DATASET ROWS:
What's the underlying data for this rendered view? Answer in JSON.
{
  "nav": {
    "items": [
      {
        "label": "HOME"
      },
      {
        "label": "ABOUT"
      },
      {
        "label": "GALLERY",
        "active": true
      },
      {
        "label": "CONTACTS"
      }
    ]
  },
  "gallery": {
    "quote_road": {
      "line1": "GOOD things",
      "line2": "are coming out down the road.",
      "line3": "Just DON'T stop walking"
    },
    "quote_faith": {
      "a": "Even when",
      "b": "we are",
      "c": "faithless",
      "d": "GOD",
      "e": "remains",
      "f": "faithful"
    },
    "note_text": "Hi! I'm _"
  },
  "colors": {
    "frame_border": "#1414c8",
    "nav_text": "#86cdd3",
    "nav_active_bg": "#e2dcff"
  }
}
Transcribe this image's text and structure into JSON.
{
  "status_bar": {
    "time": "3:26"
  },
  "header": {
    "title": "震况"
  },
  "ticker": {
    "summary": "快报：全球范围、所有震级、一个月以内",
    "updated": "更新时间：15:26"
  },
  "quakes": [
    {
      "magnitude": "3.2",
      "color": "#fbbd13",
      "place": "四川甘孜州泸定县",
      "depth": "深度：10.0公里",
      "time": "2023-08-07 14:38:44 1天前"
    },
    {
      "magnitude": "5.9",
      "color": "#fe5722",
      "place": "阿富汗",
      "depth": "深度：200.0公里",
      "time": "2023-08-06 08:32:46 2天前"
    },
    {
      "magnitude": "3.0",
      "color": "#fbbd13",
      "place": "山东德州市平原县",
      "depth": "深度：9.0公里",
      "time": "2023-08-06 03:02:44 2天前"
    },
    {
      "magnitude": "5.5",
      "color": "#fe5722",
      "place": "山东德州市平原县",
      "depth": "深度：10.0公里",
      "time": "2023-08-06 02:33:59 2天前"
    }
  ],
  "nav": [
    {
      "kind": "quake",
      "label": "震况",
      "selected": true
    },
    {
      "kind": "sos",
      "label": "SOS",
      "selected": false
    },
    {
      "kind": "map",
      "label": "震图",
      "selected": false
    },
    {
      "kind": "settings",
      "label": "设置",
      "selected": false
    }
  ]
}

GIVEN TASK:
Check each line of these records for the string "this" and state only how many lines have it.

CORRECT RESPONSE:
2